Short problem - Comb through the entries for "Eintrag" and pull out each line that holds it.

--- BEGIN Source records ---

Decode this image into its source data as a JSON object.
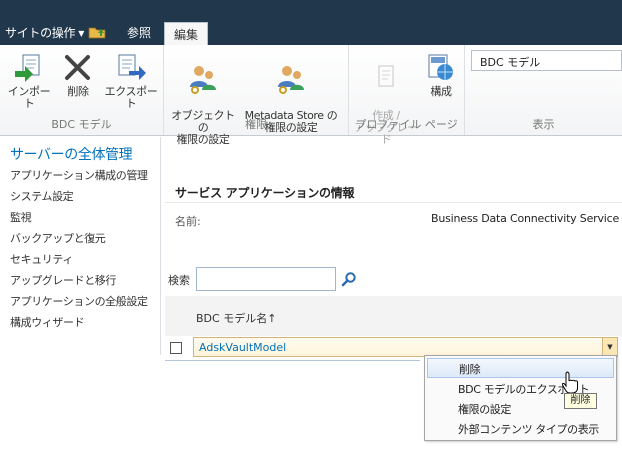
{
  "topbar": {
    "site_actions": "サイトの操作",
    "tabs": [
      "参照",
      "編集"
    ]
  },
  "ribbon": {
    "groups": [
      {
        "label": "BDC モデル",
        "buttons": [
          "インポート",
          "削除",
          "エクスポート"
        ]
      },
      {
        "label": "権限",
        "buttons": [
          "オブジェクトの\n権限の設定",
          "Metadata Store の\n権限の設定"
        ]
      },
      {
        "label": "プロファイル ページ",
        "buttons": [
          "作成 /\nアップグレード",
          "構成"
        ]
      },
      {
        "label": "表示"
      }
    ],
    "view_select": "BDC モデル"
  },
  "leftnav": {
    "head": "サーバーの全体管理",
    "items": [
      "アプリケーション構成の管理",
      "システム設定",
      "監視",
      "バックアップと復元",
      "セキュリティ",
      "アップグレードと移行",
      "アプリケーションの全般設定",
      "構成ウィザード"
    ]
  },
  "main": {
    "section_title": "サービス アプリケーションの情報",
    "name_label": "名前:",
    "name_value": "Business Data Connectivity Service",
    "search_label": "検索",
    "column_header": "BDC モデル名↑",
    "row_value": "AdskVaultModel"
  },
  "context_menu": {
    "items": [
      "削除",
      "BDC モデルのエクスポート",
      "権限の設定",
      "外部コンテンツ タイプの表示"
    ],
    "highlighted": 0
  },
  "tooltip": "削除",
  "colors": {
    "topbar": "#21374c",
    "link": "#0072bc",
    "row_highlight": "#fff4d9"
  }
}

--- END Source records ---
--- BEGIN Source records ---

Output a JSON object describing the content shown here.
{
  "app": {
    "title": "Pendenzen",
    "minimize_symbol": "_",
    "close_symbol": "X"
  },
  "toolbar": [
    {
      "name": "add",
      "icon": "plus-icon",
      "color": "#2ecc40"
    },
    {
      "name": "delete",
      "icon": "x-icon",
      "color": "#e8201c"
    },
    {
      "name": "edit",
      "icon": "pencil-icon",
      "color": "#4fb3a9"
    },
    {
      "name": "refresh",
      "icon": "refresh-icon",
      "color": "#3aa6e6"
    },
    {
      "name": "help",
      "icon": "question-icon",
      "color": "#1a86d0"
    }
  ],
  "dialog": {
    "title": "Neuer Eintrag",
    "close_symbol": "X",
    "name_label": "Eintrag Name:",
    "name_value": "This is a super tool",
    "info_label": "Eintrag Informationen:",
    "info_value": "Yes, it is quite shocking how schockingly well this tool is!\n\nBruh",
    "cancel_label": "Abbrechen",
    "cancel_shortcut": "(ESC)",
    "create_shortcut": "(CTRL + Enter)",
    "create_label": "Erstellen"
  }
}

--- END Source records ---

Final result -
    "title": "Neuer Eintrag",
    "name_label": "Eintrag Name:",
    "info_label": "Eintrag Informationen:",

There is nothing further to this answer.